**Short problem**
Check each line of the listing for the word "portion" and report how many lines contain it, giving nothing but the number.

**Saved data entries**
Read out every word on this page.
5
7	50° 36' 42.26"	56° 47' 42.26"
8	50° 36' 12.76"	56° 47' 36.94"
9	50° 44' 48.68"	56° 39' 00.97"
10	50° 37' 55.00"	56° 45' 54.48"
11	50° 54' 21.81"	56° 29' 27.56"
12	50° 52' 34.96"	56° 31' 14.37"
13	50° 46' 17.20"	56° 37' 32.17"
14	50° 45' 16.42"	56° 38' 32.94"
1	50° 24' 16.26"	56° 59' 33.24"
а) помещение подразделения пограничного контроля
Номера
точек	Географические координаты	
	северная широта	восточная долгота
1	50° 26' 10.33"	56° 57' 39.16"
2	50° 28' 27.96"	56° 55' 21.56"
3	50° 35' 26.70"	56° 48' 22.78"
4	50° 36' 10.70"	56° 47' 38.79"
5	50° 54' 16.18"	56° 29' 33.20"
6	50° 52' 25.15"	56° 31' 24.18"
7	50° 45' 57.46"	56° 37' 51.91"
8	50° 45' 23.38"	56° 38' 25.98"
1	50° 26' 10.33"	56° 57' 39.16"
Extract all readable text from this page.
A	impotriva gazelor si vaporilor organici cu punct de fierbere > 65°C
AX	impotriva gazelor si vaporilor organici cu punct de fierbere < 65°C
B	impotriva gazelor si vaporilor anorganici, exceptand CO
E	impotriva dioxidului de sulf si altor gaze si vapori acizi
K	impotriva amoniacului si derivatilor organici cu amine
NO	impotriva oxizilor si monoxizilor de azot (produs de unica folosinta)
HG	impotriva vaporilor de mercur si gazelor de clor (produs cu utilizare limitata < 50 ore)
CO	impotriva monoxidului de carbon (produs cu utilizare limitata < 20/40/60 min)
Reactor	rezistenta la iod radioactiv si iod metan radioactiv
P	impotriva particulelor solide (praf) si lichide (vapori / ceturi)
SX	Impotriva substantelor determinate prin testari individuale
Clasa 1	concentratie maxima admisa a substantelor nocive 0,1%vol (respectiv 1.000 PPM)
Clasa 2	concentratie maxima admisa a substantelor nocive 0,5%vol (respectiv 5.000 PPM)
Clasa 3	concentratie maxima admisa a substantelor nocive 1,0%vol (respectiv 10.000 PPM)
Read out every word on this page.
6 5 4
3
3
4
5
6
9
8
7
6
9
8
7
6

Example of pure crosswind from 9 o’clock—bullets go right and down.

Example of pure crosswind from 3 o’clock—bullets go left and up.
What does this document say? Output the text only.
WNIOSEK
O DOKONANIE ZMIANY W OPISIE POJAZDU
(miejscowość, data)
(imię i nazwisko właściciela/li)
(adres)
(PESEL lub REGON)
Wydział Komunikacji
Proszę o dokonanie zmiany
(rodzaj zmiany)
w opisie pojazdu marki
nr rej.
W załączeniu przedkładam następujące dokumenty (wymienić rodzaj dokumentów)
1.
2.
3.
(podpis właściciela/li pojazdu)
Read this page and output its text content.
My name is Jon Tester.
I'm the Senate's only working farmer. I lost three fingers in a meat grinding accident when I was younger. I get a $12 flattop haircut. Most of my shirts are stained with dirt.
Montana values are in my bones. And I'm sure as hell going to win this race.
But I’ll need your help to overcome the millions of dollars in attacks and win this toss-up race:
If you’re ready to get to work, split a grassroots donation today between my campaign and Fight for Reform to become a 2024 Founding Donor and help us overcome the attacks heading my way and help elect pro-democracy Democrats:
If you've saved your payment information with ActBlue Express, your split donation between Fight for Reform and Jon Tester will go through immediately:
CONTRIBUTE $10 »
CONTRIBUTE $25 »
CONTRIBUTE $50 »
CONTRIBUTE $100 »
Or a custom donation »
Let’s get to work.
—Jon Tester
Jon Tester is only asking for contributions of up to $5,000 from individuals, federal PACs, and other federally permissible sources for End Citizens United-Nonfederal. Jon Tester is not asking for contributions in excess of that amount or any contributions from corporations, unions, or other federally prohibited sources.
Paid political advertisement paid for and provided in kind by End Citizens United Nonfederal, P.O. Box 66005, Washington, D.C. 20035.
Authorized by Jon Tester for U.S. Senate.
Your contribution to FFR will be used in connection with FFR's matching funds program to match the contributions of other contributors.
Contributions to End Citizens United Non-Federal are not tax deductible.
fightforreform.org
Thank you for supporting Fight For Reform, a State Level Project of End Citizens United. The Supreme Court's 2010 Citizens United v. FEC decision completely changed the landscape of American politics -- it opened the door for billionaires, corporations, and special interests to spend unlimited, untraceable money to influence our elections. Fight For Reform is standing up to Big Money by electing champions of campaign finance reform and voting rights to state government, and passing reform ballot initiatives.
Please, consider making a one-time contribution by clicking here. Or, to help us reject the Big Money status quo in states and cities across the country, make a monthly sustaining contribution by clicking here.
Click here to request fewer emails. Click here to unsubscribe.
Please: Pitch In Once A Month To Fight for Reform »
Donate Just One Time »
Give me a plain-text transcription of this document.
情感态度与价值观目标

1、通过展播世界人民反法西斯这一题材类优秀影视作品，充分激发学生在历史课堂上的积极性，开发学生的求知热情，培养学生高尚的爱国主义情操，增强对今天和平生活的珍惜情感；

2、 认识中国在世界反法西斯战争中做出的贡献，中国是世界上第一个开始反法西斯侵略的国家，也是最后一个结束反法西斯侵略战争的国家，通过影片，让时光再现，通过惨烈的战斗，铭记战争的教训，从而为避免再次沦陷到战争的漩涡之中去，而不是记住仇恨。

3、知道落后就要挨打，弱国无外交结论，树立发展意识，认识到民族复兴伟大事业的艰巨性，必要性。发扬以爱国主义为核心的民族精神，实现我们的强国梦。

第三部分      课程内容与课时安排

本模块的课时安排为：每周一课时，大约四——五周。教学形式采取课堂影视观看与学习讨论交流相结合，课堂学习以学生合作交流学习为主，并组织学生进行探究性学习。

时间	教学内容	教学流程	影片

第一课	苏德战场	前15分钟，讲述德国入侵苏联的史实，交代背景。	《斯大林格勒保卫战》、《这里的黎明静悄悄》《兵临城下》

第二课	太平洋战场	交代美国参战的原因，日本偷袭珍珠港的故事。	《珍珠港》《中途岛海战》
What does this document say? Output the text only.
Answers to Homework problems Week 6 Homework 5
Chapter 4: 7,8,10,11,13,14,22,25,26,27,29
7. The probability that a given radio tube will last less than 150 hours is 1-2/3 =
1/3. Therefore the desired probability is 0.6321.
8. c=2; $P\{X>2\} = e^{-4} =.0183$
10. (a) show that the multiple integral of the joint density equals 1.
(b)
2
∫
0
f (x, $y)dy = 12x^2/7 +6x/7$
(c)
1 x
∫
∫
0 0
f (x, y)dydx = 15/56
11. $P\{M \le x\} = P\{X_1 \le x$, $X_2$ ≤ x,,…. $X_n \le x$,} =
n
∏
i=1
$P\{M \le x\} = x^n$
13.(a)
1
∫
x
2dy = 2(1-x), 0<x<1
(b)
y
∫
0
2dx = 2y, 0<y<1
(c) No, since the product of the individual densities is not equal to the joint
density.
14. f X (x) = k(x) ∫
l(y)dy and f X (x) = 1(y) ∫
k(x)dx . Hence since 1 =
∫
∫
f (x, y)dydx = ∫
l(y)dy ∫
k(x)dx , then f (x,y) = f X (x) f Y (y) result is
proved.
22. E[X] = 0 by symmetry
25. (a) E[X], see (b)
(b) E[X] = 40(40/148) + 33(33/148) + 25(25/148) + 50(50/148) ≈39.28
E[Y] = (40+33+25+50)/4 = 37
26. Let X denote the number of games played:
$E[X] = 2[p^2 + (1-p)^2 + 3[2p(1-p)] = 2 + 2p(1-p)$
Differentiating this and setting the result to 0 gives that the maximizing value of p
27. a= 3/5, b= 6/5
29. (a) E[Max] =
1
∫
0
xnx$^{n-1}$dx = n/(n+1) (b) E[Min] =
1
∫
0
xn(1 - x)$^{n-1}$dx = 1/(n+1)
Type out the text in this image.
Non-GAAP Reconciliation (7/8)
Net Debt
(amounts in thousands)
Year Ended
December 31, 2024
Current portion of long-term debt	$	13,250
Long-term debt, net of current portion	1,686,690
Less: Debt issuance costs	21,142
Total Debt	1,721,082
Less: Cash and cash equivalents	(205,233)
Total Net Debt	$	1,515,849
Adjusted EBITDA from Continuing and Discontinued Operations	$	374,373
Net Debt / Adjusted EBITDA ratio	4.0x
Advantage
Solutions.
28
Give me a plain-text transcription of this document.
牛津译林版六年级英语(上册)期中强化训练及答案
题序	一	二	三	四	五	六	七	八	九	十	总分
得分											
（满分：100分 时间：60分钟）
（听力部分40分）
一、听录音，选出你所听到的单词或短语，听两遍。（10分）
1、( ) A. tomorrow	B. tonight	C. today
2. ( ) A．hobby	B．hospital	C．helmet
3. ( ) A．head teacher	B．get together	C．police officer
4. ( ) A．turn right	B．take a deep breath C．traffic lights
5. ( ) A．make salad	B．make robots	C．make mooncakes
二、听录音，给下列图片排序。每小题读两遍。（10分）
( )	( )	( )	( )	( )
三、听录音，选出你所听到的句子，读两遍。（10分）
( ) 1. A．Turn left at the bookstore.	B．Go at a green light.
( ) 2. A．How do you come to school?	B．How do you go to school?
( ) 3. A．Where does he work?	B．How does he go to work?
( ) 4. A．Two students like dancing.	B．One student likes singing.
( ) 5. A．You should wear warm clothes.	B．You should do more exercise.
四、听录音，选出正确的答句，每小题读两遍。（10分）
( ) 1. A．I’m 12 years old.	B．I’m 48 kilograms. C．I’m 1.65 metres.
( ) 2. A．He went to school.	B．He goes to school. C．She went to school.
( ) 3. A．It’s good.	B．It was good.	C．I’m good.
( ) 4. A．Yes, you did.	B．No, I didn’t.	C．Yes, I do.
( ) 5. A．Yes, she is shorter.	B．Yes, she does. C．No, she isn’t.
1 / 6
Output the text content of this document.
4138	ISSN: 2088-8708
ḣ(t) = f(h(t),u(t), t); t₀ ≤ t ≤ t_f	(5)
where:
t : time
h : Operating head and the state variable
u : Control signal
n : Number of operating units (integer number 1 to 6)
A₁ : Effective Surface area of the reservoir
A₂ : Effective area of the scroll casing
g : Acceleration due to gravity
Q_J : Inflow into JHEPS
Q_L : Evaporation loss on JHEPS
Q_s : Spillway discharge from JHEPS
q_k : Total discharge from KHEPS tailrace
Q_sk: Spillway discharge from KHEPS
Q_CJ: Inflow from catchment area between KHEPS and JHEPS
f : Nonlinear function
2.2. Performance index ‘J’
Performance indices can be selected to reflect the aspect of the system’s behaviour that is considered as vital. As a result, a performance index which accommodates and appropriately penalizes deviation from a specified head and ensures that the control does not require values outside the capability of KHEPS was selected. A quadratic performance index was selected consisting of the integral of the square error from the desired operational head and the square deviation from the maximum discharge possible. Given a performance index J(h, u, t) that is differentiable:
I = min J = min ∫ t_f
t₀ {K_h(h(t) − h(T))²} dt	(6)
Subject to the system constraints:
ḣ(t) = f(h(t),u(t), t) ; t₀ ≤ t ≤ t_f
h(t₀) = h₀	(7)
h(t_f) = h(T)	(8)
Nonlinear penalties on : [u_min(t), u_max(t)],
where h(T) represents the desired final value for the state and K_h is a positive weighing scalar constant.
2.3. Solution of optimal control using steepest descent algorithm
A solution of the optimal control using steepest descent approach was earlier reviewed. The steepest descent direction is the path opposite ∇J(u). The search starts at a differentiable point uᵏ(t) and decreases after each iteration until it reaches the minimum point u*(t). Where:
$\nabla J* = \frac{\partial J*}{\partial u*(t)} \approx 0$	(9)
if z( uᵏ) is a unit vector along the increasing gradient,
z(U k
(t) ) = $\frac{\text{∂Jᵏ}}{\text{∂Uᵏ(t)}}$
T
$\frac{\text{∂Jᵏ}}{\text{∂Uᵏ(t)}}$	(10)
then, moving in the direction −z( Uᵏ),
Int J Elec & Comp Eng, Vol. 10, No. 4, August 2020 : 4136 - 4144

**Result below**
2